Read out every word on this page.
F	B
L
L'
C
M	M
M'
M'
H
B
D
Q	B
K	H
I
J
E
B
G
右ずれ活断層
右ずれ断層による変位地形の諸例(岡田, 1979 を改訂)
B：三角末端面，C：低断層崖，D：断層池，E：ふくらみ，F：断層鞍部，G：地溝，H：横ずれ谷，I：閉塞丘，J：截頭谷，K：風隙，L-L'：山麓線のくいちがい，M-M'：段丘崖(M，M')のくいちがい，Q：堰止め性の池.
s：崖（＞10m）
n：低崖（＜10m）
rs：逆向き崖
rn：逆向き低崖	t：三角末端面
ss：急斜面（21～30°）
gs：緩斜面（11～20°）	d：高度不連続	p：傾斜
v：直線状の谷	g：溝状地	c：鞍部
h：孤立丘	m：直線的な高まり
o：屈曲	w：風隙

-------

▸ Job: Every record shown above must be echoed exactly.

▸ Result for this exercise:
Read out every word on this page.
F	B
L
L'
C
M	M
M'
M'
H
B
D
Q	B
K	H
I
J
E
B
G
右ずれ活断層
右ずれ断層による変位地形の諸例(岡田, 1979 を改訂)
B：三角末端面，C：低断層崖，D：断層池，E：ふくらみ，F：断層鞍部，G：地溝，H：横ずれ谷，I：閉塞丘，J：截頭谷，K：風隙，L-L'：山麓線のくいちがい，M-M'：段丘崖(M，M')のくいちがい，Q：堰止め性の池.
s：崖（＞10m）
n：低崖（＜10m）
rs：逆向き崖
rn：逆向き低崖	t：三角末端面
ss：急斜面（21～30°）
gs：緩斜面（11～20°）	d：高度不連続	p：傾斜
v：直線状の谷	g：溝状地	c：鞍部
h：孤立丘	m：直線的な高まり
o：屈曲	w：風隙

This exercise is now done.